:: Material for the task
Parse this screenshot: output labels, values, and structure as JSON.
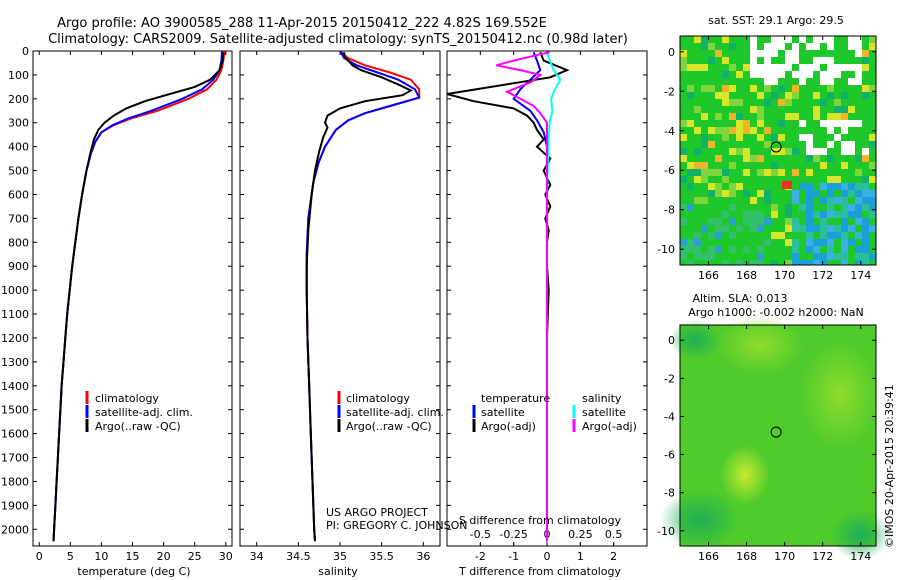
{
  "title": {
    "line1": "Argo profile: AO 3900585_288 11-Apr-2015 20150412_222 4.82S 169.552E",
    "line2": "Climatology: CARS2009. Satellite-adjusted climatology: synTS_20150412.nc (0.98d later)"
  },
  "chart_data": [
    {
      "type": "line",
      "name": "temperature-profile",
      "xlabel": "temperature (deg C)",
      "ylabel": "",
      "xlim": [
        -1,
        31
      ],
      "ylim": [
        2070,
        0
      ],
      "xticks": [
        0,
        5,
        10,
        15,
        20,
        25,
        30
      ],
      "yticks": [
        0,
        100,
        200,
        300,
        400,
        500,
        600,
        700,
        800,
        900,
        1000,
        1100,
        1200,
        1300,
        1400,
        1500,
        1600,
        1700,
        1800,
        1900,
        2000
      ],
      "legend": [
        "climatology",
        "satellite-adj. clim.",
        "Argo(..raw -QC)"
      ],
      "series": [
        {
          "name": "climatology",
          "color": "#ff0000",
          "points": [
            [
              29.8,
              0
            ],
            [
              29.6,
              40
            ],
            [
              29.3,
              80
            ],
            [
              28.5,
              120
            ],
            [
              27.0,
              160
            ],
            [
              24.0,
              200
            ],
            [
              19.0,
              250
            ],
            [
              15.0,
              280
            ],
            [
              12.0,
              310
            ],
            [
              10.0,
              340
            ],
            [
              9.0,
              380
            ],
            [
              8.3,
              430
            ],
            [
              7.6,
              500
            ],
            [
              6.9,
              600
            ],
            [
              6.3,
              700
            ],
            [
              5.8,
              800
            ],
            [
              5.3,
              900
            ],
            [
              4.9,
              1000
            ],
            [
              4.5,
              1100
            ],
            [
              4.2,
              1200
            ],
            [
              3.9,
              1300
            ],
            [
              3.6,
              1400
            ],
            [
              3.4,
              1500
            ],
            [
              3.2,
              1600
            ],
            [
              3.0,
              1700
            ],
            [
              2.8,
              1800
            ],
            [
              2.6,
              1900
            ],
            [
              2.4,
              2000
            ],
            [
              2.3,
              2050
            ]
          ]
        },
        {
          "name": "satellite-adj. clim.",
          "color": "#0000ff",
          "points": [
            [
              29.4,
              0
            ],
            [
              29.3,
              40
            ],
            [
              29.0,
              80
            ],
            [
              28.0,
              120
            ],
            [
              26.2,
              160
            ],
            [
              23.0,
              200
            ],
            [
              18.0,
              250
            ],
            [
              14.5,
              280
            ],
            [
              11.8,
              310
            ],
            [
              10.0,
              340
            ],
            [
              9.0,
              380
            ],
            [
              8.3,
              430
            ],
            [
              7.6,
              500
            ],
            [
              6.9,
              600
            ],
            [
              6.3,
              700
            ],
            [
              5.8,
              800
            ],
            [
              5.3,
              900
            ],
            [
              4.9,
              1000
            ],
            [
              4.5,
              1100
            ],
            [
              4.2,
              1200
            ],
            [
              3.9,
              1300
            ],
            [
              3.6,
              1400
            ],
            [
              3.4,
              1500
            ],
            [
              3.2,
              1600
            ],
            [
              3.0,
              1700
            ],
            [
              2.8,
              1800
            ],
            [
              2.6,
              1900
            ],
            [
              2.4,
              2000
            ],
            [
              2.3,
              2050
            ]
          ]
        },
        {
          "name": "Argo(..raw -QC)",
          "color": "#000000",
          "points": [
            [
              29.6,
              5
            ],
            [
              29.5,
              40
            ],
            [
              29.0,
              80
            ],
            [
              27.5,
              120
            ],
            [
              25.0,
              150
            ],
            [
              21.0,
              180
            ],
            [
              17.0,
              210
            ],
            [
              14.0,
              240
            ],
            [
              12.0,
              270
            ],
            [
              10.5,
              300
            ],
            [
              9.5,
              330
            ],
            [
              8.8,
              370
            ],
            [
              8.2,
              430
            ],
            [
              7.6,
              500
            ],
            [
              6.9,
              600
            ],
            [
              6.3,
              700
            ],
            [
              5.8,
              800
            ],
            [
              5.3,
              900
            ],
            [
              4.9,
              1000
            ],
            [
              4.5,
              1100
            ],
            [
              4.2,
              1200
            ],
            [
              3.9,
              1300
            ],
            [
              3.6,
              1400
            ],
            [
              3.4,
              1500
            ],
            [
              3.2,
              1600
            ],
            [
              3.0,
              1700
            ],
            [
              2.8,
              1800
            ],
            [
              2.6,
              1900
            ],
            [
              2.4,
              2000
            ],
            [
              2.3,
              2050
            ]
          ]
        }
      ]
    },
    {
      "type": "line",
      "name": "salinity-profile",
      "xlabel": "salinity",
      "xlim": [
        33.8,
        36.2
      ],
      "ylim": [
        2070,
        0
      ],
      "xticks": [
        34,
        34.5,
        35,
        35.5,
        36
      ],
      "legend": [
        "climatology",
        "satellite-adj. clim.",
        "Argo(..raw -QC)"
      ],
      "series": [
        {
          "name": "climatology",
          "color": "#ff0000",
          "points": [
            [
              35.0,
              0
            ],
            [
              35.1,
              30
            ],
            [
              35.3,
              60
            ],
            [
              35.6,
              90
            ],
            [
              35.85,
              120
            ],
            [
              35.95,
              160
            ],
            [
              35.95,
              195
            ],
            [
              35.6,
              230
            ],
            [
              35.3,
              260
            ],
            [
              35.1,
              290
            ],
            [
              34.95,
              330
            ],
            [
              34.82,
              400
            ],
            [
              34.74,
              470
            ],
            [
              34.68,
              550
            ],
            [
              34.62,
              700
            ],
            [
              34.6,
              850
            ],
            [
              34.6,
              1000
            ],
            [
              34.61,
              1200
            ],
            [
              34.63,
              1400
            ],
            [
              34.65,
              1600
            ],
            [
              34.67,
              1800
            ],
            [
              34.69,
              2000
            ],
            [
              34.7,
              2050
            ]
          ]
        },
        {
          "name": "satellite-adj. clim.",
          "color": "#0000ff",
          "points": [
            [
              35.0,
              0
            ],
            [
              35.05,
              30
            ],
            [
              35.2,
              60
            ],
            [
              35.45,
              90
            ],
            [
              35.7,
              120
            ],
            [
              35.9,
              160
            ],
            [
              35.95,
              195
            ],
            [
              35.6,
              230
            ],
            [
              35.3,
              260
            ],
            [
              35.1,
              290
            ],
            [
              34.95,
              330
            ],
            [
              34.82,
              400
            ],
            [
              34.74,
              470
            ],
            [
              34.68,
              550
            ],
            [
              34.62,
              700
            ],
            [
              34.6,
              850
            ],
            [
              34.6,
              1000
            ],
            [
              34.61,
              1200
            ],
            [
              34.63,
              1400
            ],
            [
              34.65,
              1600
            ],
            [
              34.67,
              1800
            ],
            [
              34.69,
              2000
            ],
            [
              34.7,
              2050
            ]
          ]
        },
        {
          "name": "Argo(..raw -QC)",
          "color": "#000000",
          "points": [
            [
              35.05,
              5
            ],
            [
              35.05,
              20
            ],
            [
              35.1,
              40
            ],
            [
              35.15,
              60
            ],
            [
              35.25,
              80
            ],
            [
              35.5,
              110
            ],
            [
              35.7,
              140
            ],
            [
              35.85,
              165
            ],
            [
              35.75,
              185
            ],
            [
              35.3,
              210
            ],
            [
              35.0,
              240
            ],
            [
              34.85,
              270
            ],
            [
              34.82,
              300
            ],
            [
              34.85,
              320
            ],
            [
              34.8,
              360
            ],
            [
              34.75,
              420
            ],
            [
              34.7,
              500
            ],
            [
              34.66,
              600
            ],
            [
              34.62,
              750
            ],
            [
              34.6,
              900
            ],
            [
              34.6,
              1000
            ],
            [
              34.61,
              1200
            ],
            [
              34.63,
              1400
            ],
            [
              34.65,
              1600
            ],
            [
              34.67,
              1800
            ],
            [
              34.69,
              2000
            ],
            [
              34.7,
              2050
            ]
          ]
        }
      ]
    },
    {
      "type": "line",
      "name": "difference-profile",
      "xlabel": "T difference from climatology",
      "xlabel2": "S difference from climatology",
      "xlim": [
        -3,
        3
      ],
      "xlim_s": [
        -0.75,
        0.75
      ],
      "ylim": [
        2070,
        0
      ],
      "xticks": [
        -2,
        -1,
        0,
        1,
        2
      ],
      "xticks_s_labels": [
        "-0.5",
        "-0.25",
        "0",
        "0.25",
        "0.5"
      ],
      "xticks_s_values": [
        -0.5,
        -0.25,
        0,
        0.25,
        0.5
      ],
      "legend_temperature_heading": "temperature",
      "legend_salinity_heading": "salinity",
      "legend": [
        "satellite",
        "Argo(-adj)",
        "satellite",
        "Argo(-adj)"
      ],
      "series": [
        {
          "name": "T satellite",
          "color": "#0000ff",
          "points": [
            [
              -0.4,
              5
            ],
            [
              -0.3,
              40
            ],
            [
              -0.2,
              80
            ],
            [
              -0.5,
              120
            ],
            [
              -0.8,
              160
            ],
            [
              -1.0,
              200
            ],
            [
              -0.5,
              250
            ],
            [
              -0.3,
              290
            ],
            [
              -0.1,
              340
            ],
            [
              0,
              400
            ],
            [
              0,
              600
            ],
            [
              0,
              1000
            ],
            [
              0,
              1500
            ],
            [
              0,
              2050
            ]
          ]
        },
        {
          "name": "T Argo(-adj)",
          "color": "#000000",
          "points": [
            [
              -0.2,
              5
            ],
            [
              -0.1,
              40
            ],
            [
              0.6,
              80
            ],
            [
              0.1,
              110
            ],
            [
              -3.0,
              180
            ],
            [
              -2.2,
              210
            ],
            [
              -1.0,
              240
            ],
            [
              -0.6,
              270
            ],
            [
              -0.4,
              300
            ],
            [
              -0.3,
              330
            ],
            [
              -0.1,
              370
            ],
            [
              -0.3,
              400
            ],
            [
              0.1,
              450
            ],
            [
              -0.1,
              500
            ],
            [
              0.1,
              560
            ],
            [
              -0.05,
              600
            ],
            [
              0.1,
              650
            ],
            [
              -0.05,
              700
            ],
            [
              0.05,
              750
            ],
            [
              0,
              800
            ],
            [
              0,
              900
            ],
            [
              0.05,
              1000
            ],
            [
              0,
              1200
            ],
            [
              0,
              1500
            ],
            [
              0,
              2050
            ]
          ]
        },
        {
          "name": "S satellite",
          "color": "#00ffff",
          "points": [
            [
              0,
              5
            ],
            [
              0.02,
              40
            ],
            [
              0.05,
              80
            ],
            [
              0.1,
              120
            ],
            [
              0.06,
              160
            ],
            [
              0.03,
              200
            ],
            [
              0.04,
              250
            ],
            [
              0.02,
              300
            ],
            [
              0.01,
              400
            ],
            [
              0,
              600
            ],
            [
              0,
              1000
            ],
            [
              0,
              1500
            ],
            [
              0,
              2050
            ]
          ]
        },
        {
          "name": "S Argo(-adj)",
          "color": "#ff00ff",
          "points": [
            [
              0.02,
              5
            ],
            [
              -0.1,
              20
            ],
            [
              -0.25,
              40
            ],
            [
              -0.38,
              60
            ],
            [
              -0.2,
              80
            ],
            [
              -0.05,
              100
            ],
            [
              -0.12,
              130
            ],
            [
              -0.3,
              170
            ],
            [
              -0.2,
              200
            ],
            [
              -0.1,
              230
            ],
            [
              -0.05,
              260
            ],
            [
              0,
              300
            ],
            [
              0,
              400
            ],
            [
              0,
              600
            ],
            [
              0,
              1000
            ],
            [
              0,
              1500
            ],
            [
              0,
              2050
            ]
          ]
        }
      ]
    }
  ],
  "sst_map": {
    "title": "sat. SST: 29.1 Argo: 29.5",
    "xticks": [
      166,
      168,
      170,
      172,
      174
    ],
    "yticks": [
      0,
      -2,
      -4,
      -6,
      -8,
      -10
    ],
    "xlim": [
      164.5,
      174.8
    ],
    "ylim": [
      -10.8,
      0.8
    ],
    "argo_lon": 169.552,
    "argo_lat": -4.82
  },
  "sla_map": {
    "title_line1": "Altim. SLA: 0.013",
    "title_line2": "Argo h1000: -0.002 h2000: NaN",
    "xticks": [
      166,
      168,
      170,
      172,
      174
    ],
    "yticks": [
      0,
      -2,
      -4,
      -6,
      -8,
      -10
    ],
    "xlim": [
      164.5,
      174.8
    ],
    "ylim": [
      -10.8,
      0.8
    ],
    "argo_lon": 169.552,
    "argo_lat": -4.82
  },
  "credit": {
    "project": "US ARGO PROJECT",
    "pi": "PI: GREGORY C. JOHNSON",
    "imos": "©IMOS 20-Apr-2015 20:39:41"
  },
  "colors": {
    "climatology": "#ff0000",
    "satellite_adj": "#0000ff",
    "argo": "#000000",
    "sat_salinity": "#00ffff",
    "argo_salinity": "#ff00ff"
  }
}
::::
From the listing above, collect every line that mentions the word "temperature".

**Response to the exercise**
      "name": "temperature-profile",
      "xlabel": "temperature (deg C)",
      "legend_temperature_heading": "temperature",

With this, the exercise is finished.